• [Passage]
....
You are viewing a plain text version of this content. The canonical link for it is here.
Posted to user@nutch.apache.org by Ake Tangkananond <ia...@gmail.com> on 2012/08/09 16:05:28 UTC
Nutch 2 encoding
Hi all,
I just wonder if Nutch 2 is working fine with non english characters in your
deployment? Thai language used to work fine for me in Nutch 1.5 but not in
Nutch 2. Did I miss something. Anything I should check.
Sorry for silly questions, but thank you in advance. ;-)
Regards,
Ake Tangkananond
Re: Nutch 2 encoding
Posted by al...@aim.com.
Hi,
I use hbase-0.92.1 and do not have problem with utf-8 chars. What is exactly your problem?
Alex.
-----Original Message-----
From: Ake Tangkananond <ia...@gmail.com>
To: user <us...@nutch.apache.org>
Sent: Thu, Aug 9, 2012 11:12 am
Subject: Re: Nutch 2 encoding
Hi,
I'm debugging.
....
Bounding box annotations
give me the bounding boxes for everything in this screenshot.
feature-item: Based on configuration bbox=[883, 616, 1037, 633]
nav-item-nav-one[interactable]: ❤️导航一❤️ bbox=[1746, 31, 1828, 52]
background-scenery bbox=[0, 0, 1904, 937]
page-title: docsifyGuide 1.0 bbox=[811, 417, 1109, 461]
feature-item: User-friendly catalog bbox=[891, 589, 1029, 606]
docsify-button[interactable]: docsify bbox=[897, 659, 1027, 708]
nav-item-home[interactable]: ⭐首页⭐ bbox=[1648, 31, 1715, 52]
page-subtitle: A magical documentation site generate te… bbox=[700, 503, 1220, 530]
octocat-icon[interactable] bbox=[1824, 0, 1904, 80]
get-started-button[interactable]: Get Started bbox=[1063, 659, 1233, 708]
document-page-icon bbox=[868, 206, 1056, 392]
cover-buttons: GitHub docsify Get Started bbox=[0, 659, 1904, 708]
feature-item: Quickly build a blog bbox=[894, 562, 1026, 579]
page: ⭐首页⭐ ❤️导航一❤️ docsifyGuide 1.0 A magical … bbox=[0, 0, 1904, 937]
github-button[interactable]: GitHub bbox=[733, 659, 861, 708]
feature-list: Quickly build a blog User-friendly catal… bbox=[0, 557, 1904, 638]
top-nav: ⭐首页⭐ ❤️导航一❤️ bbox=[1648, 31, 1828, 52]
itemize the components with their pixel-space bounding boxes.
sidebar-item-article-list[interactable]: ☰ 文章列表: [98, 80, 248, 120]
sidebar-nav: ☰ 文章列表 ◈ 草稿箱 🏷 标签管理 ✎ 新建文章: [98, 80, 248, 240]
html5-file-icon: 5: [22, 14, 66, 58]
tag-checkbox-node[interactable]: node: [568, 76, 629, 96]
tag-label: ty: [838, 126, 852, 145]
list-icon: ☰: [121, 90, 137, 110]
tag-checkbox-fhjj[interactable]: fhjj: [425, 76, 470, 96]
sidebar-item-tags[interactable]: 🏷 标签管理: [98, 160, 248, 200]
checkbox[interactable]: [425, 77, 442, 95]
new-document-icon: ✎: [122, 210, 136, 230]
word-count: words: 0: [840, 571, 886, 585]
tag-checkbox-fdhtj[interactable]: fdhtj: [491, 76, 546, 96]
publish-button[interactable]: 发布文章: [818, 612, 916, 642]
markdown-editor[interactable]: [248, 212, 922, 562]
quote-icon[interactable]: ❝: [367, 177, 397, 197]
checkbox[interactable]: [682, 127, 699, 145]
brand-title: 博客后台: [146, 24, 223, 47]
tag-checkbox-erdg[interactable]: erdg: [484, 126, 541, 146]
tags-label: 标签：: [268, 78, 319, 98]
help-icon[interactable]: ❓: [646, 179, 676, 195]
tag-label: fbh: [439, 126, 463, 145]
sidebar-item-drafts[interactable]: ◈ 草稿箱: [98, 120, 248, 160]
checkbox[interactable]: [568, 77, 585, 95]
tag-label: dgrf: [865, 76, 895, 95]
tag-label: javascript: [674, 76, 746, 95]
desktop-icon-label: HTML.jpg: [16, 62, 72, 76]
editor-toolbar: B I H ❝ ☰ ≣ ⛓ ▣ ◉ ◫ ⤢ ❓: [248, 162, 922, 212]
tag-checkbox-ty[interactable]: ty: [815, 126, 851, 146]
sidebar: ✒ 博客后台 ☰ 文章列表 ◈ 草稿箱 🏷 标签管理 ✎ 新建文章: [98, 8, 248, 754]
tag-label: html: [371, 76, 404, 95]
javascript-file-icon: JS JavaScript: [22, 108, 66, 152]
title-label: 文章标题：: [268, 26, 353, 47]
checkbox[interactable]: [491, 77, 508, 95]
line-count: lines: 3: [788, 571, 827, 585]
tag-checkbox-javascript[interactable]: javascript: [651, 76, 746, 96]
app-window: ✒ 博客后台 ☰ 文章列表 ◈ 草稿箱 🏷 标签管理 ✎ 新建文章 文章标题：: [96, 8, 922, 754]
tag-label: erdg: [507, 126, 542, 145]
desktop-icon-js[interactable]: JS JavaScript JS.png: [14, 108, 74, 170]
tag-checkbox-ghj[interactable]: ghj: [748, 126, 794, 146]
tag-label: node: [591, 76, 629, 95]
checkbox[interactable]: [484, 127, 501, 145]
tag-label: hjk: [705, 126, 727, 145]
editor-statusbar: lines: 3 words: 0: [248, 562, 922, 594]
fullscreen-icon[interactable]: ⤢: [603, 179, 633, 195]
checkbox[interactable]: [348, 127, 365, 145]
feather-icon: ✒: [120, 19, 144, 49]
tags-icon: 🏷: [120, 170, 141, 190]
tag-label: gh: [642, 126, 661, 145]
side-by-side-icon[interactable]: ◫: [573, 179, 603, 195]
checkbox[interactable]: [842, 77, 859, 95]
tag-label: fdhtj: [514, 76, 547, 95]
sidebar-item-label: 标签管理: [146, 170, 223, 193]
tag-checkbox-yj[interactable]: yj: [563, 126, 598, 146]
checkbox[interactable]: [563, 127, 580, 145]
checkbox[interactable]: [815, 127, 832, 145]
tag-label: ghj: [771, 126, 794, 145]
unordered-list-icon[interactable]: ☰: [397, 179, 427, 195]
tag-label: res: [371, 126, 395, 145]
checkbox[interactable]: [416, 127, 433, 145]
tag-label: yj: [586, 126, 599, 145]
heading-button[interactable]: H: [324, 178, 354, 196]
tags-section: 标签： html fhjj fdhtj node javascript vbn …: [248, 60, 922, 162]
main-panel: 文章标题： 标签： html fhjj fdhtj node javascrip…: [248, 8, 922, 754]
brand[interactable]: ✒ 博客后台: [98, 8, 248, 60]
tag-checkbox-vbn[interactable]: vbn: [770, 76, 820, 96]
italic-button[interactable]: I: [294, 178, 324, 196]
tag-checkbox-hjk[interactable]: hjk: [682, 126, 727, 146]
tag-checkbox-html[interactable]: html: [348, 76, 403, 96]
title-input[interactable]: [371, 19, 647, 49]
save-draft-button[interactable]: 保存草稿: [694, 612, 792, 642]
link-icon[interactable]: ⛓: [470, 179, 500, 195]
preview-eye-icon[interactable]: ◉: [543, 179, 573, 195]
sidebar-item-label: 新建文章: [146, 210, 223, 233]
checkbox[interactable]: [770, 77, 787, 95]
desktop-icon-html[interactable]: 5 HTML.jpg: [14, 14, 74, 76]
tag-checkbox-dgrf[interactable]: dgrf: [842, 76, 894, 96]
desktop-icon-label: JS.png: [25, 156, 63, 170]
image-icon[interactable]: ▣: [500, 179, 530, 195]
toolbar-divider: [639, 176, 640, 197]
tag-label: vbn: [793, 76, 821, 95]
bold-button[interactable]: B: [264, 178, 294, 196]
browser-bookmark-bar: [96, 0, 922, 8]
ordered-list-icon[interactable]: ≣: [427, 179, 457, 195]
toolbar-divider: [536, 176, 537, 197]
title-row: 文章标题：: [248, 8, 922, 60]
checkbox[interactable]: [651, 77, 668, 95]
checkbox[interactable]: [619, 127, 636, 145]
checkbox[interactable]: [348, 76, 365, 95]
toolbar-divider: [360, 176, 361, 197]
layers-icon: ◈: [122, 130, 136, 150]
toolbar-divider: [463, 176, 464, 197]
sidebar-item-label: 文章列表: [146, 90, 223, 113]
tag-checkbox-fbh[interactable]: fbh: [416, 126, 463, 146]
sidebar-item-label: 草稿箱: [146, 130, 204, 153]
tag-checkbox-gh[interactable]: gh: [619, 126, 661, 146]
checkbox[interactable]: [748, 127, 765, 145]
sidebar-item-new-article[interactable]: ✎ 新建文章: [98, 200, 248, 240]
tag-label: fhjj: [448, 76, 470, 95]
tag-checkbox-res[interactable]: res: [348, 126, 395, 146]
....
• [Task] Set down the entire Nutch 2 encoding thread word for word, from its first line to its last. The rows play no part in this exercise.

• [Answer to the problem]
You are viewing a plain text version of this content. The canonical link for it is here.
Posted to user@nutch.apache.org by Ake Tangkananond <ia...@gmail.com> on 2012/08/09 16:05:28 UTC
Nutch 2 encoding
Hi all,
I just wonder if Nutch 2 is working fine with non english characters in your
deployment? Thai language used to work fine for me in Nutch 1.5 but not in
Nutch 2. Did I miss something. Anything I should check.
Sorry for silly questions, but thank you in advance. ;-)
Regards,
Ake Tangkananond
Re: Nutch 2 encoding
Posted by al...@aim.com.
Hi,
I use hbase-0.92.1 and do not have problem with utf-8 chars. What is exactly your problem?
Alex.
-----Original Message-----
From: Ake Tangkananond <ia...@gmail.com>
To: user <us...@nutch.apache.org>
Sent: Thu, Aug 9, 2012 11:12 am
Subject: Re: Nutch 2 encoding
Hi,
I'm debugging.